* _Records_
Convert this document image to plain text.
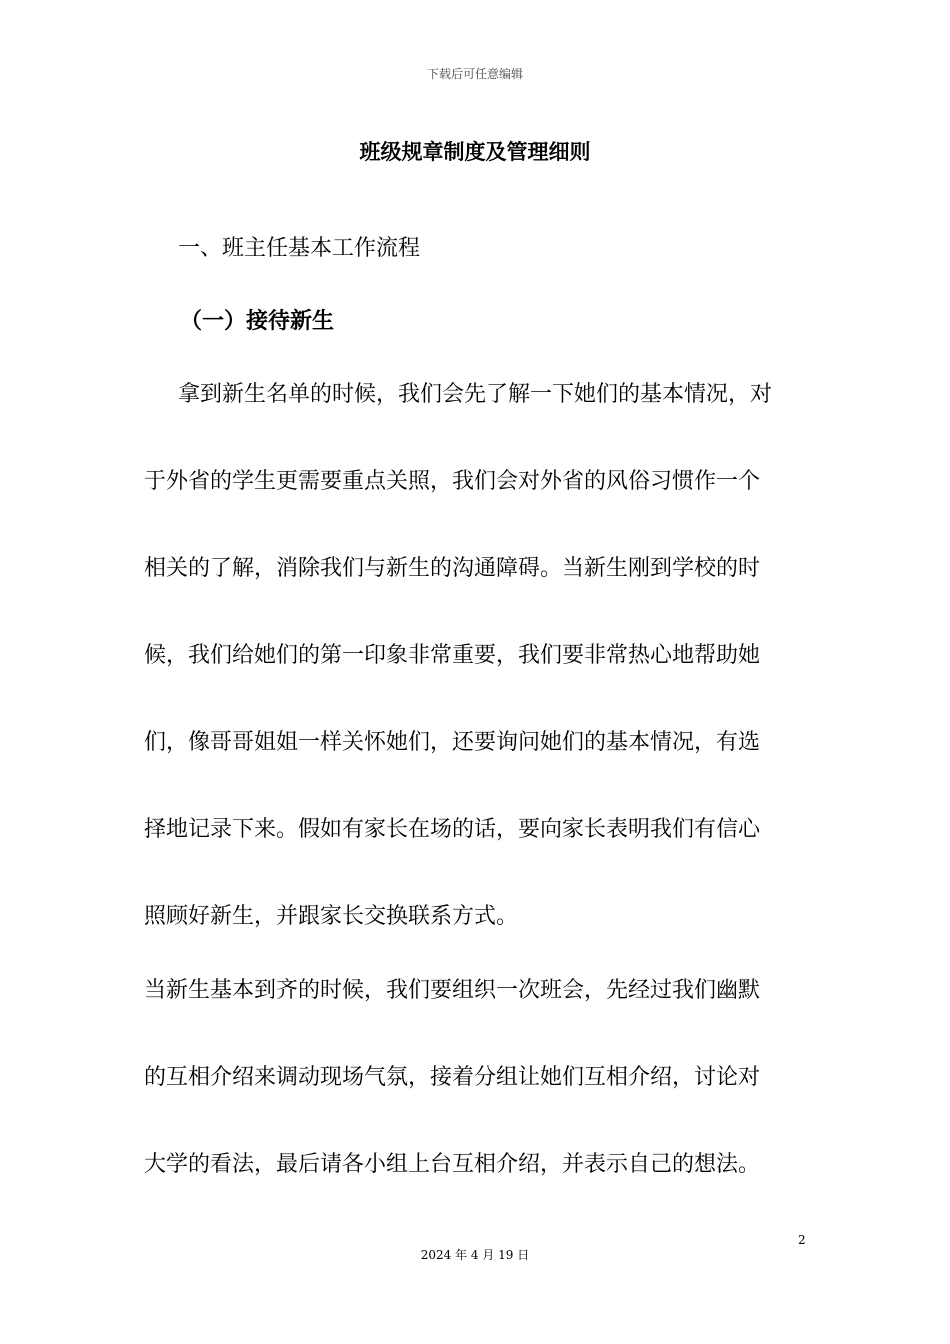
下载后可任意编辑
班级规章制度及管理细则
一、班主任基本工作流程
（一）接待新生
拿到新生名单的时候，我们会先了解一下她们的基本情况，对
于外省的学生更需要重点关照，我们会对外省的风俗习惯作一个
相关的了解，消除我们与新生的沟通障碍。当新生刚到学校的时
候，我们给她们的第一印象非常重要，我们要非常热心地帮助她
们，像哥哥姐姐一样关怀她们，还要询问她们的基本情况，有选
择地记录下来。假如有家长在场的话，要向家长表明我们有信心
照顾好新生，并跟家长交换联系方式。
当新生基本到齐的时候，我们要组织一次班会，先经过我们幽默
的互相介绍来调动现场气氛，接着分组让她们互相介绍，讨论对
大学的看法，最后请各小组上台互相介绍，并表示自己的想法。
2
2024 年 4 月 19 日
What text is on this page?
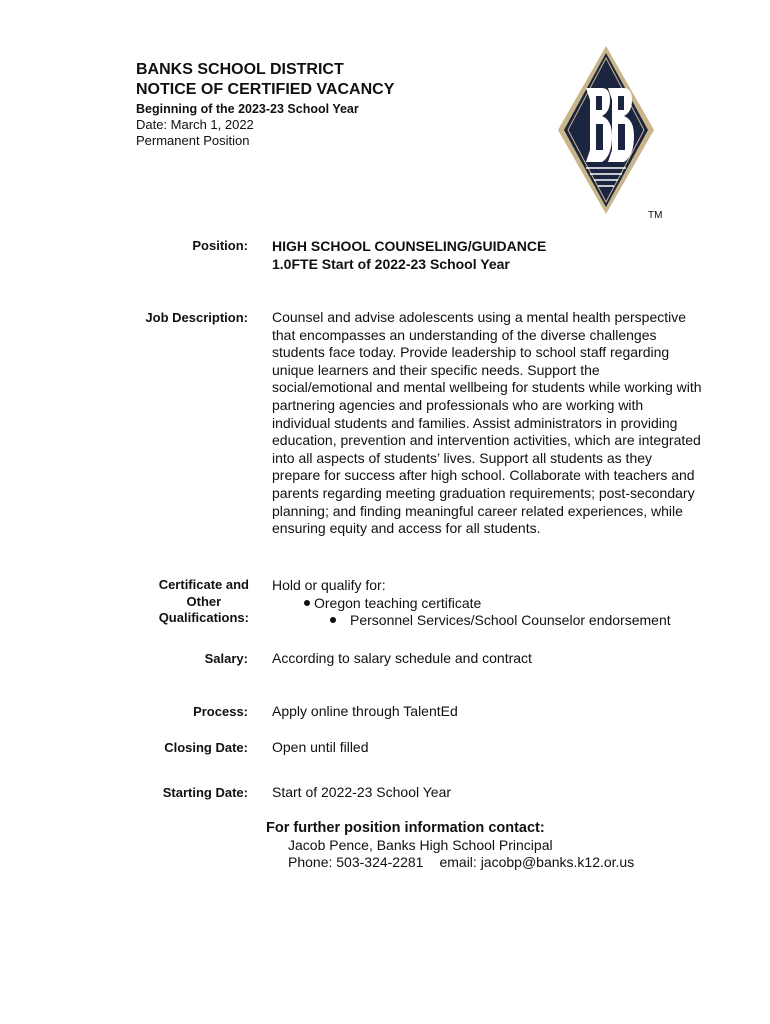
BANKS SCHOOL DISTRICT
NOTICE OF CERTIFIED VACANCY
Beginning of the 2023-23 School Year
Date: March 1, 2022
Permanent Position
TM
Position: HIGH SCHOOL COUNSELING/GUIDANCE
1.0FTE Start of 2022-23 School Year
Job Description: Counsel and advise adolescents using a mental health perspective
that encompasses an understanding of the diverse challenges
students face today. Provide leadership to school staff regarding
unique learners and their specific needs. Support the
social/emotional and mental wellbeing for students while working with
partnering agencies and professionals who are working with
individual students and families. Assist administrators in providing
education, prevention and intervention activities, which are integrated
into all aspects of students’ lives. Support all students as they
prepare for success after high school. Collaborate with teachers and
parents regarding meeting graduation requirements; post-secondary
planning; and finding meaningful career related experiences, while
ensuring equity and access for all students.
Certificate and
Other
Qualifications:
Hold or qualify for:
Oregon teaching certificate
Personnel Services/School Counselor endorsement
Salary: According to salary schedule and contract
Process: Apply online through TalentEd
Closing Date: Open until filled
Starting Date: Start of 2022-23 School Year
For further position information contact:
Jacob Pence, Banks High School Principal
Phone: 503-324-2281 email: jacobp@banks.k12.or.us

* _Instructions to follow_
In the copy, include all records verbatim but no images.

* _Solution to this exercise_
Convert this document image to plain text.
下载后可任意编辑
班级规章制度及管理细则
一、班主任基本工作流程
（一）接待新生
拿到新生名单的时候，我们会先了解一下她们的基本情况，对
于外省的学生更需要重点关照，我们会对外省的风俗习惯作一个
相关的了解，消除我们与新生的沟通障碍。当新生刚到学校的时
候，我们给她们的第一印象非常重要，我们要非常热心地帮助她
们，像哥哥姐姐一样关怀她们，还要询问她们的基本情况，有选
择地记录下来。假如有家长在场的话，要向家长表明我们有信心
照顾好新生，并跟家长交换联系方式。
当新生基本到齐的时候，我们要组织一次班会，先经过我们幽默
的互相介绍来调动现场气氛，接着分组让她们互相介绍，讨论对
大学的看法，最后请各小组上台互相介绍，并表示自己的想法。
2
2024 年 4 月 19 日
What text is on this page?
BANKS SCHOOL DISTRICT
NOTICE OF CERTIFIED VACANCY
Beginning of the 2023-23 School Year
Date: March 1, 2022
Permanent Position
TM
Position: HIGH SCHOOL COUNSELING/GUIDANCE
1.0FTE Start of 2022-23 School Year
Job Description: Counsel and advise adolescents using a mental health perspective
that encompasses an understanding of the diverse challenges
students face today. Provide leadership to school staff regarding
unique learners and their specific needs. Support the
social/emotional and mental wellbeing for students while working with
partnering agencies and professionals who are working with
individual students and families. Assist administrators in providing
education, prevention and intervention activities, which are integrated
into all aspects of students’ lives. Support all students as they
prepare for success after high school. Collaborate with teachers and
parents regarding meeting graduation requirements; post-secondary
planning; and finding meaningful career related experiences, while
ensuring equity and access for all students.
Certificate and
Other
Qualifications:
Hold or qualify for:
Oregon teaching certificate
Personnel Services/School Counselor endorsement
Salary: According to salary schedule and contract
Process: Apply online through TalentEd
Closing Date: Open until filled
Starting Date: Start of 2022-23 School Year
For further position information contact:
Jacob Pence, Banks High School Principal
Phone: 503-324-2281 email: jacobp@banks.k12.or.us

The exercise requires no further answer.